• _Exercise requirements_: Transcribe the records below in full; pictures stay out of the copy.
* START Data entries *
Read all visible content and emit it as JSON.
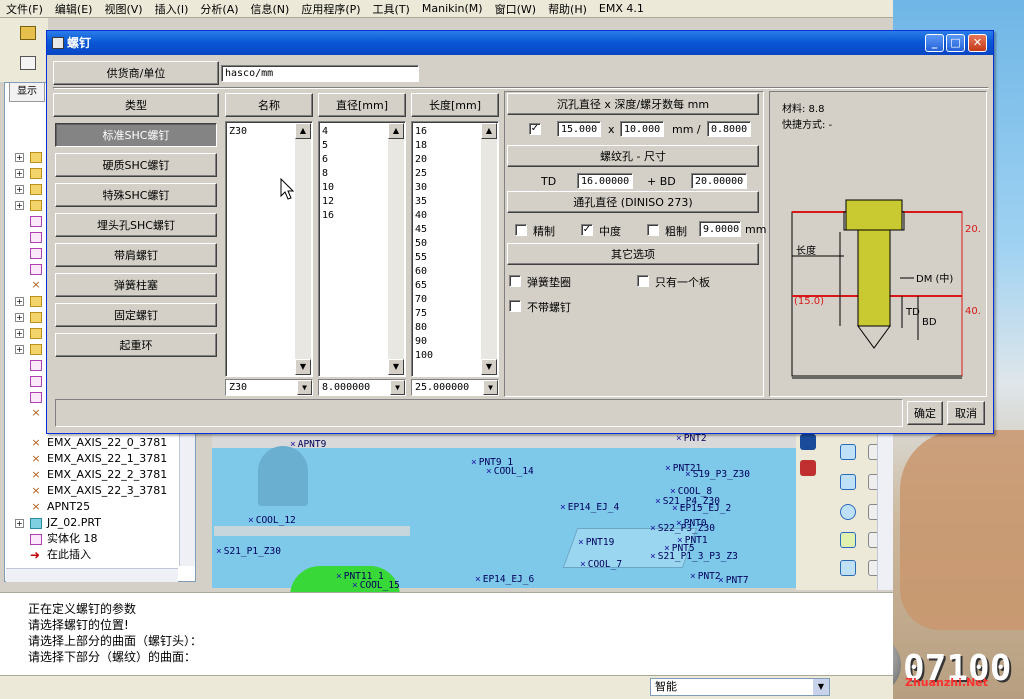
{
  "menubar": [
    "文件(F)",
    "编辑(E)",
    "视图(V)",
    "插入(I)",
    "分析(A)",
    "信息(N)",
    "应用程序(P)",
    "工具(T)",
    "Manikin(M)",
    "窗口(W)",
    "帮助(H)",
    "EMX 4.1"
  ],
  "tree": {
    "tab_label": "显示",
    "items": [
      {
        "label": "EMX_AXIS_22_0_3781"
      },
      {
        "label": "EMX_AXIS_22_1_3781"
      },
      {
        "label": "EMX_AXIS_22_2_3781"
      },
      {
        "label": "EMX_AXIS_22_3_3781"
      },
      {
        "label": "APNT25"
      },
      {
        "label": "JZ_02.PRT"
      },
      {
        "label": "实体化 18"
      },
      {
        "label": "在此插入"
      }
    ]
  },
  "viewport": {
    "points": [
      "APNT9",
      "PNT9_1",
      "COOL_14",
      "PNT2",
      "PNT21",
      "S19_P3_Z30",
      "COOL_8",
      "S21_P4_Z30",
      "EP14_EJ_4",
      "EP15_EJ_2",
      "PNT0",
      "COOL_12",
      "S22_P3_Z30",
      "PNT1",
      "PNT19",
      "PNT5",
      "S21_P1_Z30",
      "S21_P1_3_P3_Z3",
      "COOL_7",
      "PNT11_1",
      "COOL_15",
      "EP14_EJ_6",
      "PNT2",
      "PNT7"
    ]
  },
  "messages": [
    "正在定义螺钉的参数",
    "请选择螺钉的位置!",
    "请选择上部分的曲面（螺钉头）：",
    "请选择下部分（螺纹）的曲面："
  ],
  "status": {
    "smart": "智能"
  },
  "dialog": {
    "title": "螺钉",
    "supplier_label": "供货商/单位",
    "supplier_value": "hasco/mm",
    "type_header": "类型",
    "types": [
      "标准SHC螺钉",
      "硬质SHC螺钉",
      "特殊SHC螺钉",
      "埋头孔SHC螺钉",
      "带肩螺钉",
      "弹簧柱塞",
      "固定螺钉",
      "起重环"
    ],
    "name_header": "名称",
    "names": [
      "Z30"
    ],
    "name_selected": "Z30",
    "diameter_header": "直径[mm]",
    "diameters": [
      "4",
      "5",
      "6",
      "8",
      "10",
      "12",
      "16"
    ],
    "diameter_selected": "8.000000",
    "length_header": "长度[mm]",
    "lengths": [
      "16",
      "18",
      "20",
      "25",
      "30",
      "35",
      "40",
      "45",
      "50",
      "55",
      "60",
      "65",
      "70",
      "75",
      "80",
      "90",
      "100"
    ],
    "length_selected": "25.000000",
    "counterbore": {
      "header": "沉孔直径 x 深度/螺牙数每 mm",
      "checked": true,
      "diameter": "15.000",
      "x": "x",
      "depth": "10.000",
      "unit": "mm /",
      "pitch": "0.8000"
    },
    "thread": {
      "header": "螺纹孔 - 尺寸",
      "td_label": "TD",
      "td_value": "16.00000",
      "bd_label": "+ BD",
      "bd_value": "20.00000"
    },
    "through": {
      "header": "通孔直径 (DINISO 273)",
      "options": [
        {
          "label": "精制",
          "checked": false
        },
        {
          "label": "中度",
          "checked": true
        },
        {
          "label": "粗制",
          "checked": false
        }
      ],
      "value": "9.0000",
      "unit": "mm"
    },
    "other": {
      "header": "其它选项",
      "options": [
        {
          "label": "弹簧垫圈",
          "checked": false
        },
        {
          "label": "只有一个板",
          "checked": false
        },
        {
          "label": "不带螺钉",
          "checked": false
        }
      ]
    },
    "preview": {
      "material": "材料: 8.8",
      "fastening": "快捷方式: -",
      "length_label": "长度",
      "dm_label": "DM (中)",
      "td_label": "TD",
      "bd_label": "BD",
      "dim_top": "20.",
      "dim_bottom": "40.",
      "dim_left": "(15.0)"
    },
    "ok_label": "确定",
    "cancel_label": "取消"
  },
  "watermark": {
    "number": "07100",
    "site": "Zhuanzhi.Net"
  },
  "colors": {
    "title_blue": "#0a58d6",
    "bolt": "#c9c932",
    "red_dim": "#d81818"
  }
}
* END Data entries *
• _Output for this task_:
Read all visible content and emit it as JSON.
{
  "menubar": [
    "文件(F)",
    "编辑(E)",
    "视图(V)",
    "插入(I)",
    "分析(A)",
    "信息(N)",
    "应用程序(P)",
    "工具(T)",
    "Manikin(M)",
    "窗口(W)",
    "帮助(H)",
    "EMX 4.1"
  ],
  "tree": {
    "tab_label": "显示",
    "items": [
      {
        "label": "EMX_AXIS_22_0_3781"
      },
      {
        "label": "EMX_AXIS_22_1_3781"
      },
      {
        "label": "EMX_AXIS_22_2_3781"
      },
      {
        "label": "EMX_AXIS_22_3_3781"
      },
      {
        "label": "APNT25"
      },
      {
        "label": "JZ_02.PRT"
      },
      {
        "label": "实体化 18"
      },
      {
        "label": "在此插入"
      }
    ]
  },
  "viewport": {
    "points": [
      "APNT9",
      "PNT9_1",
      "COOL_14",
      "PNT2",
      "PNT21",
      "S19_P3_Z30",
      "COOL_8",
      "S21_P4_Z30",
      "EP14_EJ_4",
      "EP15_EJ_2",
      "PNT0",
      "COOL_12",
      "S22_P3_Z30",
      "PNT1",
      "PNT19",
      "PNT5",
      "S21_P1_Z30",
      "S21_P1_3_P3_Z3",
      "COOL_7",
      "PNT11_1",
      "COOL_15",
      "EP14_EJ_6",
      "PNT2",
      "PNT7"
    ]
  },
  "messages": [
    "正在定义螺钉的参数",
    "请选择螺钉的位置!",
    "请选择上部分的曲面（螺钉头）：",
    "请选择下部分（螺纹）的曲面："
  ],
  "status": {
    "smart": "智能"
  },
  "dialog": {
    "title": "螺钉",
    "supplier_label": "供货商/单位",
    "supplier_value": "hasco/mm",
    "type_header": "类型",
    "types": [
      "标准SHC螺钉",
      "硬质SHC螺钉",
      "特殊SHC螺钉",
      "埋头孔SHC螺钉",
      "带肩螺钉",
      "弹簧柱塞",
      "固定螺钉",
      "起重环"
    ],
    "name_header": "名称",
    "names": [
      "Z30"
    ],
    "name_selected": "Z30",
    "diameter_header": "直径[mm]",
    "diameters": [
      "4",
      "5",
      "6",
      "8",
      "10",
      "12",
      "16"
    ],
    "diameter_selected": "8.000000",
    "length_header": "长度[mm]",
    "lengths": [
      "16",
      "18",
      "20",
      "25",
      "30",
      "35",
      "40",
      "45",
      "50",
      "55",
      "60",
      "65",
      "70",
      "75",
      "80",
      "90",
      "100"
    ],
    "length_selected": "25.000000",
    "counterbore": {
      "header": "沉孔直径 x 深度/螺牙数每 mm",
      "checked": true,
      "diameter": "15.000",
      "x": "x",
      "depth": "10.000",
      "unit": "mm /",
      "pitch": "0.8000"
    },
    "thread": {
      "header": "螺纹孔 - 尺寸",
      "td_label": "TD",
      "td_value": "16.00000",
      "bd_label": "+ BD",
      "bd_value": "20.00000"
    },
    "through": {
      "header": "通孔直径 (DINISO 273)",
      "options": [
        {
          "label": "精制",
          "checked": false
        },
        {
          "label": "中度",
          "checked": true
        },
        {
          "label": "粗制",
          "checked": false
        }
      ],
      "value": "9.0000",
      "unit": "mm"
    },
    "other": {
      "header": "其它选项",
      "options": [
        {
          "label": "弹簧垫圈",
          "checked": false
        },
        {
          "label": "只有一个板",
          "checked": false
        },
        {
          "label": "不带螺钉",
          "checked": false
        }
      ]
    },
    "preview": {
      "material": "材料: 8.8",
      "fastening": "快捷方式: -",
      "length_label": "长度",
      "dm_label": "DM (中)",
      "td_label": "TD",
      "bd_label": "BD",
      "dim_top": "20.",
      "dim_bottom": "40.",
      "dim_left": "(15.0)"
    },
    "ok_label": "确定",
    "cancel_label": "取消"
  },
  "watermark": {
    "number": "07100",
    "site": "Zhuanzhi.Net"
  },
  "colors": {
    "title_blue": "#0a58d6",
    "bolt": "#c9c932",
    "red_dim": "#d81818"
  }
}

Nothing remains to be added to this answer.